═════ PROVIDED DATA ═════

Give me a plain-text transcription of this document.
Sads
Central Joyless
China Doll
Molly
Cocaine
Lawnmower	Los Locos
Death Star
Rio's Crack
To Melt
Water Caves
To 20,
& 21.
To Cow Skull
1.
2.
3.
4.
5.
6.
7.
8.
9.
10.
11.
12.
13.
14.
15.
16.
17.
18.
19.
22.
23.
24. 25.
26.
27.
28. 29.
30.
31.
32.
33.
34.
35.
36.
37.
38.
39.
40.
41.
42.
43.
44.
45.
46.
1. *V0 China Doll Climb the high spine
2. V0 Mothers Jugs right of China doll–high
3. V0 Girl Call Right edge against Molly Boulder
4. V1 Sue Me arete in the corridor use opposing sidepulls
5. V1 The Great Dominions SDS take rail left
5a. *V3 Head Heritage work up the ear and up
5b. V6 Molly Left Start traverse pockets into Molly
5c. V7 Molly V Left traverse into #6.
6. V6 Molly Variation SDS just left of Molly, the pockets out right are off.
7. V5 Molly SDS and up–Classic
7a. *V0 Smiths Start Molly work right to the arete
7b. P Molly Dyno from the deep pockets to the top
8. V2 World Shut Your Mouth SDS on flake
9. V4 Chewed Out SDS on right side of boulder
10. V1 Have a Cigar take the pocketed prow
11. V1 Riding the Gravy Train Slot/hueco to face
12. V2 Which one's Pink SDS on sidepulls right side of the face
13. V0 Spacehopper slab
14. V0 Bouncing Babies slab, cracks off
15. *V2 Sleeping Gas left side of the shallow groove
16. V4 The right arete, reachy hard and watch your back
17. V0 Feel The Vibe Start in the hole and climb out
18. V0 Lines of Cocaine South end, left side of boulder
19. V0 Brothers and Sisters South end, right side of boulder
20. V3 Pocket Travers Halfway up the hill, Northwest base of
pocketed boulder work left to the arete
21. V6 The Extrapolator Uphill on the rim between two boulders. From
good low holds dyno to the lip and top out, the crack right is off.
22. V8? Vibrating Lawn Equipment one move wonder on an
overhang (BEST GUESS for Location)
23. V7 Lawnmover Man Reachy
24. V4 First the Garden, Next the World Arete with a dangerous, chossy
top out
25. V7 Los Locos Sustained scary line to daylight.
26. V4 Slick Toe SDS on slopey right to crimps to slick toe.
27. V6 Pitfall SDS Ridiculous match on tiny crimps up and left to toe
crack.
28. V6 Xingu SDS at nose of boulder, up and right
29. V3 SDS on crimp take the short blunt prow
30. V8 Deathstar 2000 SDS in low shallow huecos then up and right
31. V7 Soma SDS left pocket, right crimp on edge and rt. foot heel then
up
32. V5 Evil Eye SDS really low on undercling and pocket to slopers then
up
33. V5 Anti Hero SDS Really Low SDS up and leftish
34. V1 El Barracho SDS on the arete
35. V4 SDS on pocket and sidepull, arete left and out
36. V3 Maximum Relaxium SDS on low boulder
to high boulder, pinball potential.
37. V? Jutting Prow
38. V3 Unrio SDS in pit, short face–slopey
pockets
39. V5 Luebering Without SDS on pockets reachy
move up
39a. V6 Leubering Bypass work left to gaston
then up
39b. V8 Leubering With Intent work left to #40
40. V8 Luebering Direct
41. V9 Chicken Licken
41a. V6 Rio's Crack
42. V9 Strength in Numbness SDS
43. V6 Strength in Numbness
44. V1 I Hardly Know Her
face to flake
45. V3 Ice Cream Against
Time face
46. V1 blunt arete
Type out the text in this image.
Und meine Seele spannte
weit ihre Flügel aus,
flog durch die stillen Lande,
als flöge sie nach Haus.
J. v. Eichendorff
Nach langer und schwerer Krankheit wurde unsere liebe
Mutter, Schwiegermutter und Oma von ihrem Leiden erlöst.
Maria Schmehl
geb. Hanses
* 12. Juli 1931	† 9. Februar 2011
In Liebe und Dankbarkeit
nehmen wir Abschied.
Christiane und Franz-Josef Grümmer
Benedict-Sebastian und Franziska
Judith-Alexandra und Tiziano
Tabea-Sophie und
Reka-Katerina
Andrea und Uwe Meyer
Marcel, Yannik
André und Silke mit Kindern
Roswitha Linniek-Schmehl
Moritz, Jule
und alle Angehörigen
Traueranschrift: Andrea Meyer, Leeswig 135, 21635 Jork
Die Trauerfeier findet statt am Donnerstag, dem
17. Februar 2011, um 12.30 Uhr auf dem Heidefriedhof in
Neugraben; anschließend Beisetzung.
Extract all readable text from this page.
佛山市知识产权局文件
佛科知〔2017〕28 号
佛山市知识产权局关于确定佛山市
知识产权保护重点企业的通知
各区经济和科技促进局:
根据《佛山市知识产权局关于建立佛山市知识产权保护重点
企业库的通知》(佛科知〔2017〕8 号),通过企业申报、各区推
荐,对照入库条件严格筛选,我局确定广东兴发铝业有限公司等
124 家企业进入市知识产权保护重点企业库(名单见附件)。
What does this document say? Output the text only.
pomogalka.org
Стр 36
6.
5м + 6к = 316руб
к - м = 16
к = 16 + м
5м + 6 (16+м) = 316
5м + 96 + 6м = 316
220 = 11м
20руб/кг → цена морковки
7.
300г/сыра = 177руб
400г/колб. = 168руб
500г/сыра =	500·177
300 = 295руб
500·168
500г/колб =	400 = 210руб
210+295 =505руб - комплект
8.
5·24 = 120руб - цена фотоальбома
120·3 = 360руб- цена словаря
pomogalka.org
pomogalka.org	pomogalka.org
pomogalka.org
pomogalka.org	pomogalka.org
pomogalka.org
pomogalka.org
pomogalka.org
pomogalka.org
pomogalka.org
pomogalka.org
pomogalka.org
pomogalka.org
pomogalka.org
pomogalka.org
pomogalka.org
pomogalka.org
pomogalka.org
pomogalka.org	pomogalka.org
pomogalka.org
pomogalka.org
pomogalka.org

═════

* _DESCRIPTION OF THE TASK_:
Pull out every line holding "колб" from the records above, and copy it.

* _SOLVED PROBLEM_:
400г/колб. = 168руб
500г/колб =	400 = 210руб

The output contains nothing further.